**Data to process**
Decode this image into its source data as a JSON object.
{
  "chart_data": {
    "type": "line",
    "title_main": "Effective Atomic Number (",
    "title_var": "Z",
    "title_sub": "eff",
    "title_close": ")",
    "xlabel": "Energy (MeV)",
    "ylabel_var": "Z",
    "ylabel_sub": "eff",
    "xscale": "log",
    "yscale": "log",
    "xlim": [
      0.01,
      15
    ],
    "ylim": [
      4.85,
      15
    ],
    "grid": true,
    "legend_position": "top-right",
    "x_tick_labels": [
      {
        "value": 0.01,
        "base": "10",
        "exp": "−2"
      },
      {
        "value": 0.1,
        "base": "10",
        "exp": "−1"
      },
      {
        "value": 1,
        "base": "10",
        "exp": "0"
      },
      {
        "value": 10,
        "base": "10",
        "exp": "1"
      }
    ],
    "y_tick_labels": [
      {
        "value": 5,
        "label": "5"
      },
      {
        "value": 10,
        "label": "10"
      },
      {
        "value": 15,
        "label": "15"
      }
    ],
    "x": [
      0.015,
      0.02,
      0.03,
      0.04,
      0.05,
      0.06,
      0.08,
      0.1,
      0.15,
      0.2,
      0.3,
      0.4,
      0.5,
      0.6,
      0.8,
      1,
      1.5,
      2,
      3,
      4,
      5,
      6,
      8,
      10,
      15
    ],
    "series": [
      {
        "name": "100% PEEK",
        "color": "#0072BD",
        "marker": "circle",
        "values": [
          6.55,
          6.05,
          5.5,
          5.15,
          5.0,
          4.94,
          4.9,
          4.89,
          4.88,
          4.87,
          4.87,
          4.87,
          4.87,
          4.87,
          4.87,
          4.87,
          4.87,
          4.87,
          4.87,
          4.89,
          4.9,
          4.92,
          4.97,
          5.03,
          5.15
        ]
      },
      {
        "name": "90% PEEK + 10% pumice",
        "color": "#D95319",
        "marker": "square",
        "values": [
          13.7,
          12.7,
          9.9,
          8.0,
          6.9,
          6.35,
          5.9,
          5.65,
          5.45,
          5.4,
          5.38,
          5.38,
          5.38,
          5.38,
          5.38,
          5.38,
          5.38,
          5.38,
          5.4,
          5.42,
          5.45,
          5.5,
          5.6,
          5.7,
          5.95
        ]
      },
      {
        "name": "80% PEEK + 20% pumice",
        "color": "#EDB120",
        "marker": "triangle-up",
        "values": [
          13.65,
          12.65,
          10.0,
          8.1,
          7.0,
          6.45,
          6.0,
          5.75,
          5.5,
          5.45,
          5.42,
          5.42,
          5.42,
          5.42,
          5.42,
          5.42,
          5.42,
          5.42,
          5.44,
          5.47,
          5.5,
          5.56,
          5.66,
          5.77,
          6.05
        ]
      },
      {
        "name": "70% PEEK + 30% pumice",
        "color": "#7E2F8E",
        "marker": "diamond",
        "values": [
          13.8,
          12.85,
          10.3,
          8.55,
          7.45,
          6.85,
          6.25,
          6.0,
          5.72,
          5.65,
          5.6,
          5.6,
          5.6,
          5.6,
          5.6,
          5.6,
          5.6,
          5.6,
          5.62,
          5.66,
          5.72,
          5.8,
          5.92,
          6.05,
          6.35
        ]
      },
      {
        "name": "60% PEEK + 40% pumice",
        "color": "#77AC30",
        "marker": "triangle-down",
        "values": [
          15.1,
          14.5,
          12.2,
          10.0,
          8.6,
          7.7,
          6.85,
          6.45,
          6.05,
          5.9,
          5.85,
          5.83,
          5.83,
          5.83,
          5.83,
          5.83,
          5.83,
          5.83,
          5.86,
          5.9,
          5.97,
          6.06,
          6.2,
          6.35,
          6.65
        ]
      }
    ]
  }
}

**Given request**
Work out how many lines of the data above contain the string "marker" and give the number alone.

**Problem solution**
5